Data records
------------------------------------------------------------------------
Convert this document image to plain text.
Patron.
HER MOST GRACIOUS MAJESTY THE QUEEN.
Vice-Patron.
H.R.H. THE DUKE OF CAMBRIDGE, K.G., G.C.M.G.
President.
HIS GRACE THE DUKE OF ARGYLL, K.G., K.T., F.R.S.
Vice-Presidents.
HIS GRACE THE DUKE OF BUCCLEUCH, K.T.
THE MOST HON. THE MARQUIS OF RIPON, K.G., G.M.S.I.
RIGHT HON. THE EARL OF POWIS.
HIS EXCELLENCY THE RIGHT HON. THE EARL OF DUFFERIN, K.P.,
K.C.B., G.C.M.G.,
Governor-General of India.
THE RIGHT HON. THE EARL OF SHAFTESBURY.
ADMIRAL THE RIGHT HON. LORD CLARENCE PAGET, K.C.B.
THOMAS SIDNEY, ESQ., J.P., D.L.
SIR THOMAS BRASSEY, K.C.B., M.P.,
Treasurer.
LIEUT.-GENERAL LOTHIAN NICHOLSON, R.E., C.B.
------------------------------------------------------------------------
*PROBLEM STATEMENT*: Each entry above needs to be retyped exactly.

*SOLVED PROBLEM*:
Convert this document image to plain text.
Patron.
HER MOST GRACIOUS MAJESTY THE QUEEN.
Vice-Patron.
H.R.H. THE DUKE OF CAMBRIDGE, K.G., G.C.M.G.
President.
HIS GRACE THE DUKE OF ARGYLL, K.G., K.T., F.R.S.
Vice-Presidents.
HIS GRACE THE DUKE OF BUCCLEUCH, K.T.
THE MOST HON. THE MARQUIS OF RIPON, K.G., G.M.S.I.
RIGHT HON. THE EARL OF POWIS.
HIS EXCELLENCY THE RIGHT HON. THE EARL OF DUFFERIN, K.P.,
K.C.B., G.C.M.G.,
Governor-General of India.
THE RIGHT HON. THE EARL OF SHAFTESBURY.
ADMIRAL THE RIGHT HON. LORD CLARENCE PAGET, K.C.B.
THOMAS SIDNEY, ESQ., J.P., D.L.
SIR THOMAS BRASSEY, K.C.B., M.P.,
Treasurer.
LIEUT.-GENERAL LOTHIAN NICHOLSON, R.E., C.B.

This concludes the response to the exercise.